--- start Data to process ---
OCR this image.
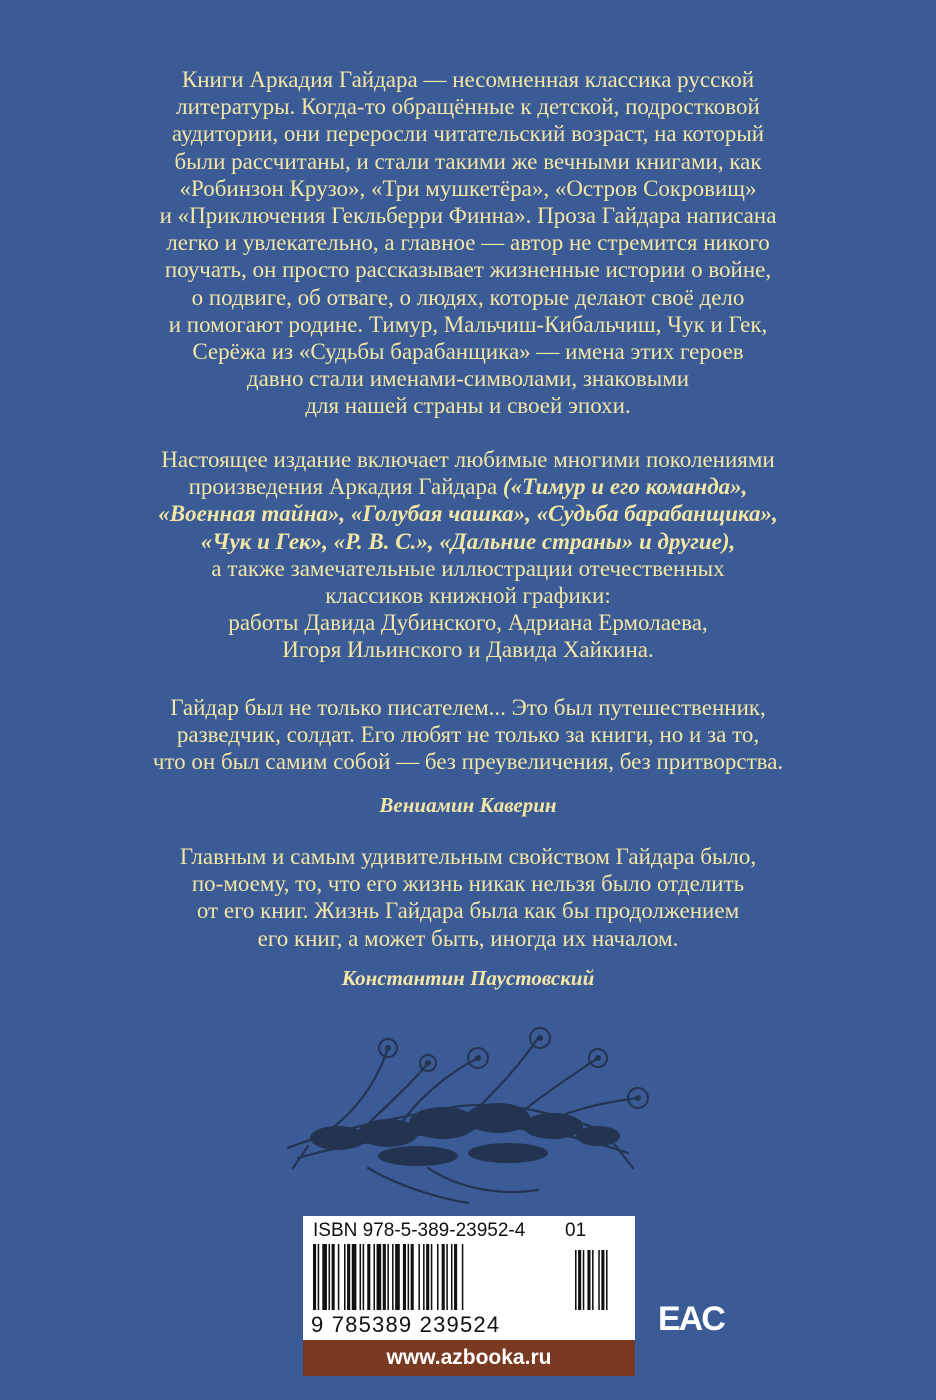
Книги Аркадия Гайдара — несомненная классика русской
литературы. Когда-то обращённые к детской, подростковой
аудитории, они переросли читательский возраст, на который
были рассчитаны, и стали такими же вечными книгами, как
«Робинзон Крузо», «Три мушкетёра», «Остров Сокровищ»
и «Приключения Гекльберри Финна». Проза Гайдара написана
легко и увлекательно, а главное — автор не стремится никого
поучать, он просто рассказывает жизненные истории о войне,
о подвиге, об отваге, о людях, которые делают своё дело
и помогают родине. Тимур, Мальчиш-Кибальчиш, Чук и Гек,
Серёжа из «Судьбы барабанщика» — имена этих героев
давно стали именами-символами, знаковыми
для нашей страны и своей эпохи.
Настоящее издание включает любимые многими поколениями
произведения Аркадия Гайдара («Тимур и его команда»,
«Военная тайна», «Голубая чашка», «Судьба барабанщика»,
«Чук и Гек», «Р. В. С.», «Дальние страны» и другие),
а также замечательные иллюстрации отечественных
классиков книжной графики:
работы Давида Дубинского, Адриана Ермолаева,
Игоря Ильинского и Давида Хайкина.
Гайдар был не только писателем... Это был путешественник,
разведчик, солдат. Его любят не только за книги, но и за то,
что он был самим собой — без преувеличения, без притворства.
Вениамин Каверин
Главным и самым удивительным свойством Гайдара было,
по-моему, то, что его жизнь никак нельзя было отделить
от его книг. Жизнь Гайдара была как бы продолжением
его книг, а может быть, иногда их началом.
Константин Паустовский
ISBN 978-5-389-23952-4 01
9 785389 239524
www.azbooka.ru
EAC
--- end Data to process ---
--- start Data to process ---
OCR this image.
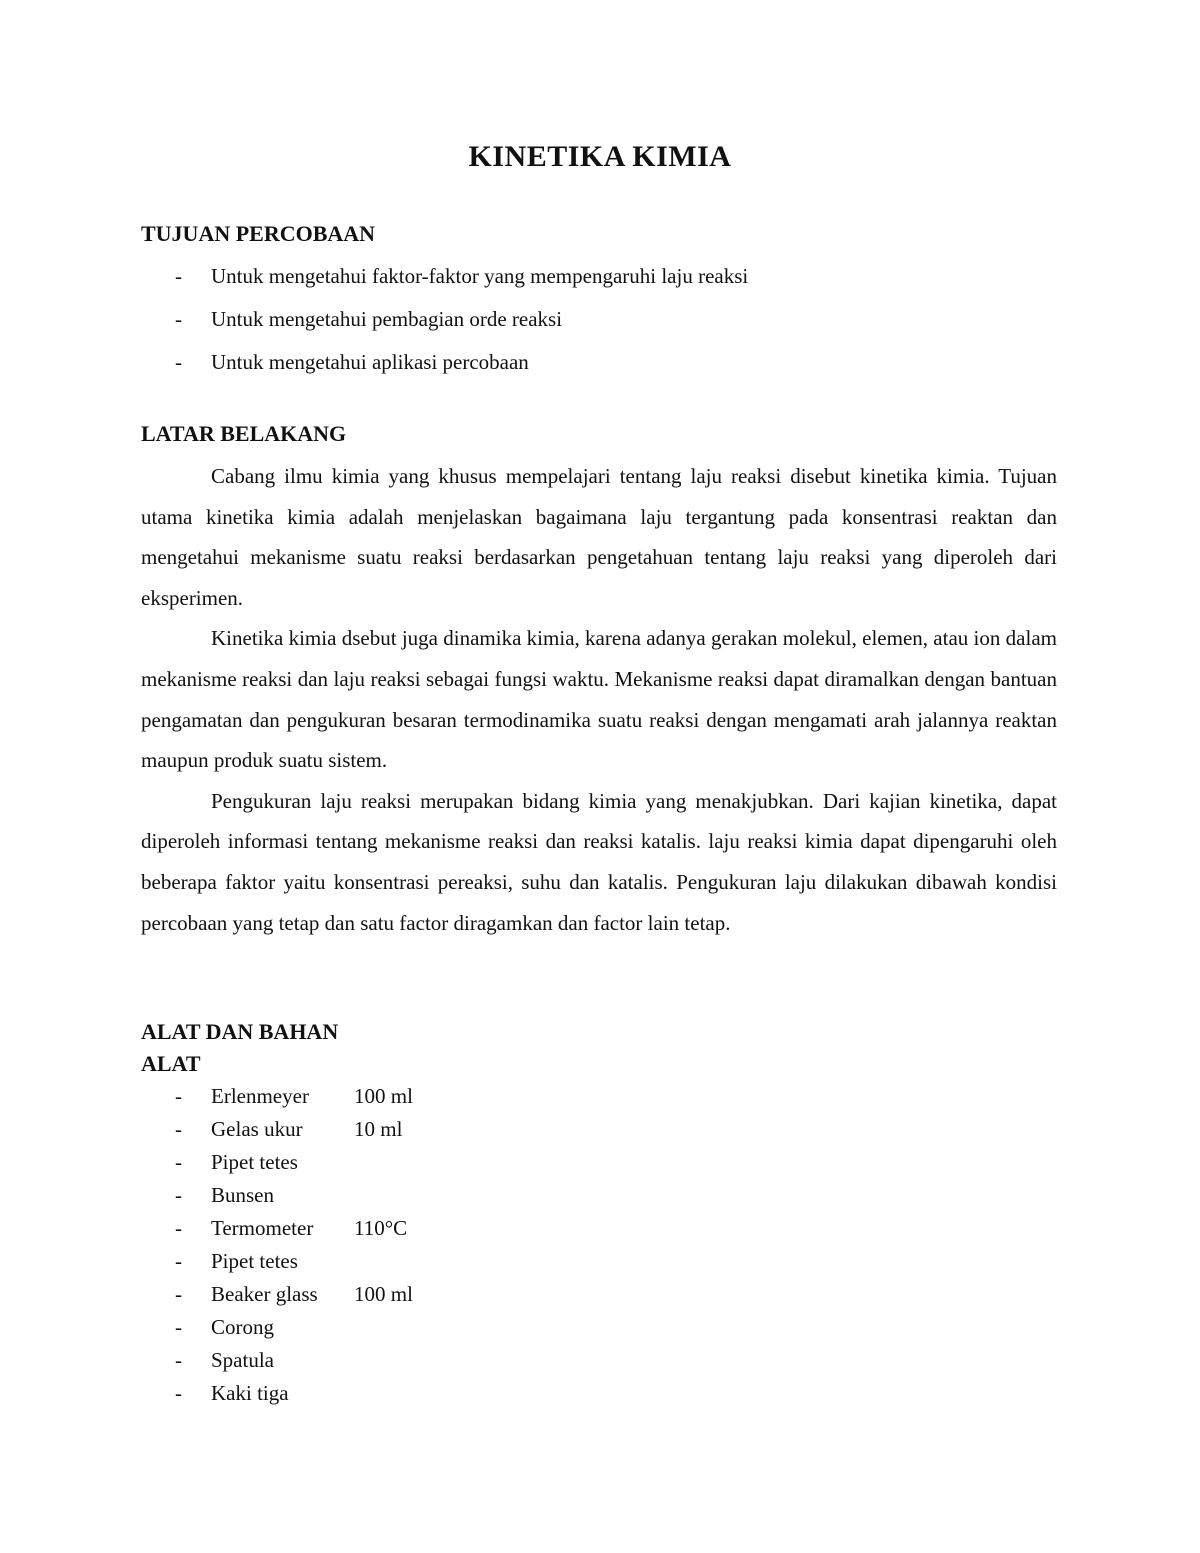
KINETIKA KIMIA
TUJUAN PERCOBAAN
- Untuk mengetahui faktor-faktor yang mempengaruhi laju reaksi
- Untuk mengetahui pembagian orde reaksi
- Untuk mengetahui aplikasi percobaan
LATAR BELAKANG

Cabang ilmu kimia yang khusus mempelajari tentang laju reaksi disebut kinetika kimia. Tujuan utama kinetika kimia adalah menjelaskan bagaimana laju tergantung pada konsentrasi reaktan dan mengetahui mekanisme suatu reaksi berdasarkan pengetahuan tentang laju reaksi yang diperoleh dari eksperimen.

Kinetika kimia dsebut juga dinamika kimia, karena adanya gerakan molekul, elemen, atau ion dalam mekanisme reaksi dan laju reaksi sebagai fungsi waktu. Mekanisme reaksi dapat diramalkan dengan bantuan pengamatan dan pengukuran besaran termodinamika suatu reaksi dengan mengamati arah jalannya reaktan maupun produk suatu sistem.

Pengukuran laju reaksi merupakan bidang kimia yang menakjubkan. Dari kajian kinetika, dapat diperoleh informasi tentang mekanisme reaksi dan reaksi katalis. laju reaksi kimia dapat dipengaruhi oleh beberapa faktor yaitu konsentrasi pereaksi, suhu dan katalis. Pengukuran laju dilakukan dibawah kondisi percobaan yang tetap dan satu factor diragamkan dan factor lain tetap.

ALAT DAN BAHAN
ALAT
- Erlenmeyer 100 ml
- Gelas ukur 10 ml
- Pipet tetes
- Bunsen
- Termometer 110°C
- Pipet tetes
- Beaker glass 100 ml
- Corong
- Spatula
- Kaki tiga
--- end Data to process ---
- [Written request]
Locate all lines in the listing above with the word "konsentrasi". Copy them.

- [Solved exercise]
Cabang ilmu kimia yang khusus mempelajari tentang laju reaksi disebut kinetika kimia. Tujuan utama kinetika kimia adalah menjelaskan bagaimana laju tergantung pada konsentrasi reaktan dan mengetahui mekanisme suatu reaksi berdasarkan pengetahuan tentang laju reaksi yang diperoleh dari eksperimen.
Pengukuran laju reaksi merupakan bidang kimia yang menakjubkan. Dari kajian kinetika, dapat diperoleh informasi tentang mekanisme reaksi dan reaksi katalis. laju reaksi kimia dapat dipengaruhi oleh beberapa faktor yaitu konsentrasi pereaksi, suhu dan katalis. Pengukuran laju dilakukan dibawah kondisi percobaan yang tetap dan satu factor diragamkan dan factor lain tetap.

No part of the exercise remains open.